> _TASK INPUT_
■ ■ ■ ■ ■ ■ ■

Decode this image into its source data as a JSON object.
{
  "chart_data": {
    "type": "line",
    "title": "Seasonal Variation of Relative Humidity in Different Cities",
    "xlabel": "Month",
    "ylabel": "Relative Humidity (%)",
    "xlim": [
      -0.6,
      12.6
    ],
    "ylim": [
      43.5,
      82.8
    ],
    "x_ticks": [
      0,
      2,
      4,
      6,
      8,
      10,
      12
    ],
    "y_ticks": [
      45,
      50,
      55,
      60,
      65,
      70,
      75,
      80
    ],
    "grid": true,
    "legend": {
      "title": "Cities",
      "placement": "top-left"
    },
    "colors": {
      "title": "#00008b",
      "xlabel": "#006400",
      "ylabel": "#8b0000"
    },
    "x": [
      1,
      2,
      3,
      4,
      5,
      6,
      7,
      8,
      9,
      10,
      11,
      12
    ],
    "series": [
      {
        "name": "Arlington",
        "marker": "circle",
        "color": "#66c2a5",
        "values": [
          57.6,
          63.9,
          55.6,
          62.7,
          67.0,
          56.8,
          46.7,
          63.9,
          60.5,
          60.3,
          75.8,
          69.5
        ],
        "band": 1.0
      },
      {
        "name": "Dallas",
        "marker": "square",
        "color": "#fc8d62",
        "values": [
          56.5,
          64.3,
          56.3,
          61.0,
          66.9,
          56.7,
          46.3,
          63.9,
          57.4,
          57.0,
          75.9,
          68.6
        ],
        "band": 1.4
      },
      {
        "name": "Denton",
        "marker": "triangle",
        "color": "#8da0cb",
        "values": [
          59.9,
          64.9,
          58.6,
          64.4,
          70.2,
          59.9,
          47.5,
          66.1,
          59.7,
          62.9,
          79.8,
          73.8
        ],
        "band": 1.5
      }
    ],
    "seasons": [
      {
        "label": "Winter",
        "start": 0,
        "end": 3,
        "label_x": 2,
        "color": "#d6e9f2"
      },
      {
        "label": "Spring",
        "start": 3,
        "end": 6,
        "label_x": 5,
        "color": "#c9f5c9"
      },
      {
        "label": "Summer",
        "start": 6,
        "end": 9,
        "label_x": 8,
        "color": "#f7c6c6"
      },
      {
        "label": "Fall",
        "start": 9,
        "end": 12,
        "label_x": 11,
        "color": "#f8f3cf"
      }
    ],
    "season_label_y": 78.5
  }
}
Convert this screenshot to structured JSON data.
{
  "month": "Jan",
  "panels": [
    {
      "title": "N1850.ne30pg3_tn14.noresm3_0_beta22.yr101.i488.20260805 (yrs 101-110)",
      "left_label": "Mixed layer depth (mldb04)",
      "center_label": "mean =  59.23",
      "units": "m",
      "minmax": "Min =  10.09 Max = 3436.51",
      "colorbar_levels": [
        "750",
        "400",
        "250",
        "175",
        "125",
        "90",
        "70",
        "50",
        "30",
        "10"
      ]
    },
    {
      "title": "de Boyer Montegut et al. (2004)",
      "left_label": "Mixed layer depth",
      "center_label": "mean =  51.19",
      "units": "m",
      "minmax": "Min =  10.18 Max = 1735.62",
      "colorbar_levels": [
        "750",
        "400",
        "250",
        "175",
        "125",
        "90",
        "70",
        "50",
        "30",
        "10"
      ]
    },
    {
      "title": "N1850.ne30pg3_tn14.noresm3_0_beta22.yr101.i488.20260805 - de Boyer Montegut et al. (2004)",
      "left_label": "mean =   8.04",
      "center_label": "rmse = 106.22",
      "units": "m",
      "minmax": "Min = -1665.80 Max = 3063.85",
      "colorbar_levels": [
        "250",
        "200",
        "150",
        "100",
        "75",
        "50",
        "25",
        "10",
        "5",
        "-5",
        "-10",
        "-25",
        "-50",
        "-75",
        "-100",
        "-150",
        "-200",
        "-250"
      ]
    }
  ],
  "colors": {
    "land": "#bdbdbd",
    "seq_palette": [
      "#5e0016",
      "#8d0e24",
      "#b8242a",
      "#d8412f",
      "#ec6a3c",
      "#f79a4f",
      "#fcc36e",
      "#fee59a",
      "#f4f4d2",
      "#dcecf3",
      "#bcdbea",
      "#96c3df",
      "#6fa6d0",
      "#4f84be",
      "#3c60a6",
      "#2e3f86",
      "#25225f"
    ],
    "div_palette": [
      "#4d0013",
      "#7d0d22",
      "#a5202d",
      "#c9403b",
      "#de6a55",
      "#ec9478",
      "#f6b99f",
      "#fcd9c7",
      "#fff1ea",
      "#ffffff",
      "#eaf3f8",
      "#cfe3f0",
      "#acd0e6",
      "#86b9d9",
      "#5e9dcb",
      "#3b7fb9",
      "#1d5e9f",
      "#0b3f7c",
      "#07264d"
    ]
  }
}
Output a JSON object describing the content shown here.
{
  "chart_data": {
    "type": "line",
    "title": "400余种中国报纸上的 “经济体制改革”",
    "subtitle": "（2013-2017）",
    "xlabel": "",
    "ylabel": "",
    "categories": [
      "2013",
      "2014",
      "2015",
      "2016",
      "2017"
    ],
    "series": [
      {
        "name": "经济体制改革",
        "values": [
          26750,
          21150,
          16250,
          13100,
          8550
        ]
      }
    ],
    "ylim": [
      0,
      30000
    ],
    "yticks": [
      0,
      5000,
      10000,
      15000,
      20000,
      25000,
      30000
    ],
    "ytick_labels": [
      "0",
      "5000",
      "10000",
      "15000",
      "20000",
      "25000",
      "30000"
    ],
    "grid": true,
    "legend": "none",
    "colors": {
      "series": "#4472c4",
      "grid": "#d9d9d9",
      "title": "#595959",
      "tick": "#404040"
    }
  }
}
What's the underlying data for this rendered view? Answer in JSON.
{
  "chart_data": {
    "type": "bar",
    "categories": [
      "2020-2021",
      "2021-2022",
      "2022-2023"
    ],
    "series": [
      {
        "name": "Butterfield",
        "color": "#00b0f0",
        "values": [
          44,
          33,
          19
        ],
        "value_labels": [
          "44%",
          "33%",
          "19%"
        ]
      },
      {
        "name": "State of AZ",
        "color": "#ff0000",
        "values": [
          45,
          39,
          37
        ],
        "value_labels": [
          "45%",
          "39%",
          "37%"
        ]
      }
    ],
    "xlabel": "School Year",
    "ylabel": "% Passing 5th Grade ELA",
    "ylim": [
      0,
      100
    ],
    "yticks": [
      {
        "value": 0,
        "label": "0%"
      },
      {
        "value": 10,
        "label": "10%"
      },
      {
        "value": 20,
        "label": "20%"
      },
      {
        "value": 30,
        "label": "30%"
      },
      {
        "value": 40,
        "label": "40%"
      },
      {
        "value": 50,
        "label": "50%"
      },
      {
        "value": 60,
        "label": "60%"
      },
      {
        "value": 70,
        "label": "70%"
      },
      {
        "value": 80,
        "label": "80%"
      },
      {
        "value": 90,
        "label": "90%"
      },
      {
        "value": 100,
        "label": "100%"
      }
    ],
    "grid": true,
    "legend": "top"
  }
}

■ ■ ■ ■ ■ ■ ■

> _PROBLEM TO WORK ON_
Check every line of the data above for the string "minmax", and copy those that have it.

> _SOLUTION TO THIS PROBLEM_
      "minmax": "Min =  10.09 Max = 3436.51",
      "minmax": "Min =  10.18 Max = 1735.62",
      "minmax": "Min = -1665.80 Max = 3063.85",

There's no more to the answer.